◆ **MATERIAL FOR THE TASK**:
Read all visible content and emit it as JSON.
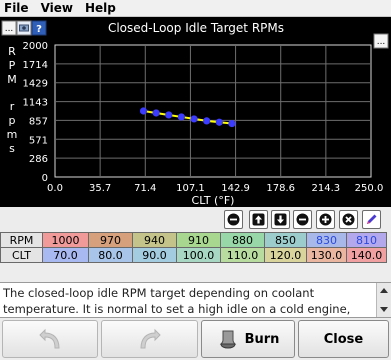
{
  "menu": {
    "items": [
      "File",
      "View",
      "Help"
    ]
  },
  "chart": {
    "title": "Closed-Loop Idle Target RPMs",
    "ylabel_top": "RPM",
    "ylabel_bottom": "rpms",
    "xlabel": "CLT (°F)",
    "yticks": [
      "2000",
      "1714",
      "1429",
      "1143",
      "857",
      "571",
      "286",
      "0"
    ],
    "xticks": [
      "0.0",
      "35.7",
      "71.4",
      "107.1",
      "142.9",
      "178.6",
      "214.3",
      "250.0"
    ],
    "background": "#000000",
    "line_color": "#ffff00",
    "point_color": "#3c3cff"
  },
  "chart_data": {
    "type": "line",
    "title": "Closed-Loop Idle Target RPMs",
    "xlabel": "CLT (°F)",
    "ylabel": "RPM rpms",
    "x": [
      70.0,
      80.0,
      90.0,
      100.0,
      110.0,
      120.0,
      130.0,
      140.0
    ],
    "series": [
      {
        "values": [
          1000,
          970,
          940,
          910,
          880,
          850,
          830,
          810
        ]
      }
    ],
    "xlim": [
      0.0,
      250.0
    ],
    "ylim": [
      0,
      2000
    ],
    "grid": true
  },
  "toolbar": {
    "icons": [
      "minus-circle-icon",
      "arrow-up-icon",
      "arrow-down-icon",
      "minus-circle-icon",
      "plus-circle-icon",
      "times-circle-icon",
      "pen-icon"
    ]
  },
  "table": {
    "rpm_label": "RPM",
    "clt_label": "CLT",
    "rpm": [
      "1000",
      "970",
      "940",
      "910",
      "880",
      "850",
      "830",
      "810"
    ],
    "clt": [
      "70.0",
      "80.0",
      "90.0",
      "100.0",
      "110.0",
      "120.0",
      "130.0",
      "140.0"
    ],
    "rpm_colors": [
      "#f09a9a",
      "#d6a07c",
      "#c4c48a",
      "#a8d890",
      "#98d8a8",
      "#9ccccc",
      "#a8b8e8",
      "#b4a8ec"
    ],
    "clt_colors": [
      "#a8b8f0",
      "#a8c4e8",
      "#a4cce0",
      "#a8d8c4",
      "#b8dca0",
      "#d8d49c",
      "#eab6a0",
      "#f0a0a0"
    ],
    "rpm_text_colors": [
      "#000000",
      "#000000",
      "#000000",
      "#000000",
      "#000000",
      "#000000",
      "#2a4ae0",
      "#2a4ae0"
    ]
  },
  "description": {
    "text": "The closed-loop idle RPM target depending on coolant temperature. It is normal to set a high idle on a cold engine,"
  },
  "buttons": {
    "burn": "Burn",
    "close": "Close"
  }
}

◆ **WHAT IS BEING ASKED**:
None of the pictures should appear; repeat the records exactly otherwise.

◆ **THE RESPONSE**:
Read all visible content and emit it as JSON.
{
  "menu": {
    "items": [
      "File",
      "View",
      "Help"
    ]
  },
  "chart": {
    "title": "Closed-Loop Idle Target RPMs",
    "ylabel_top": "RPM",
    "ylabel_bottom": "rpms",
    "xlabel": "CLT (°F)",
    "yticks": [
      "2000",
      "1714",
      "1429",
      "1143",
      "857",
      "571",
      "286",
      "0"
    ],
    "xticks": [
      "0.0",
      "35.7",
      "71.4",
      "107.1",
      "142.9",
      "178.6",
      "214.3",
      "250.0"
    ],
    "background": "#000000",
    "line_color": "#ffff00",
    "point_color": "#3c3cff"
  },
  "chart_data": {
    "type": "line",
    "title": "Closed-Loop Idle Target RPMs",
    "xlabel": "CLT (°F)",
    "ylabel": "RPM rpms",
    "x": [
      70.0,
      80.0,
      90.0,
      100.0,
      110.0,
      120.0,
      130.0,
      140.0
    ],
    "series": [
      {
        "values": [
          1000,
          970,
          940,
          910,
          880,
          850,
          830,
          810
        ]
      }
    ],
    "xlim": [
      0.0,
      250.0
    ],
    "ylim": [
      0,
      2000
    ],
    "grid": true
  },
  "toolbar": {
    "icons": [
      "minus-circle-icon",
      "arrow-up-icon",
      "arrow-down-icon",
      "minus-circle-icon",
      "plus-circle-icon",
      "times-circle-icon",
      "pen-icon"
    ]
  },
  "table": {
    "rpm_label": "RPM",
    "clt_label": "CLT",
    "rpm": [
      "1000",
      "970",
      "940",
      "910",
      "880",
      "850",
      "830",
      "810"
    ],
    "clt": [
      "70.0",
      "80.0",
      "90.0",
      "100.0",
      "110.0",
      "120.0",
      "130.0",
      "140.0"
    ],
    "rpm_colors": [
      "#f09a9a",
      "#d6a07c",
      "#c4c48a",
      "#a8d890",
      "#98d8a8",
      "#9ccccc",
      "#a8b8e8",
      "#b4a8ec"
    ],
    "clt_colors": [
      "#a8b8f0",
      "#a8c4e8",
      "#a4cce0",
      "#a8d8c4",
      "#b8dca0",
      "#d8d49c",
      "#eab6a0",
      "#f0a0a0"
    ],
    "rpm_text_colors": [
      "#000000",
      "#000000",
      "#000000",
      "#000000",
      "#000000",
      "#000000",
      "#2a4ae0",
      "#2a4ae0"
    ]
  },
  "description": {
    "text": "The closed-loop idle RPM target depending on coolant temperature. It is normal to set a high idle on a cold engine,"
  },
  "buttons": {
    "burn": "Burn",
    "close": "Close"
  }
}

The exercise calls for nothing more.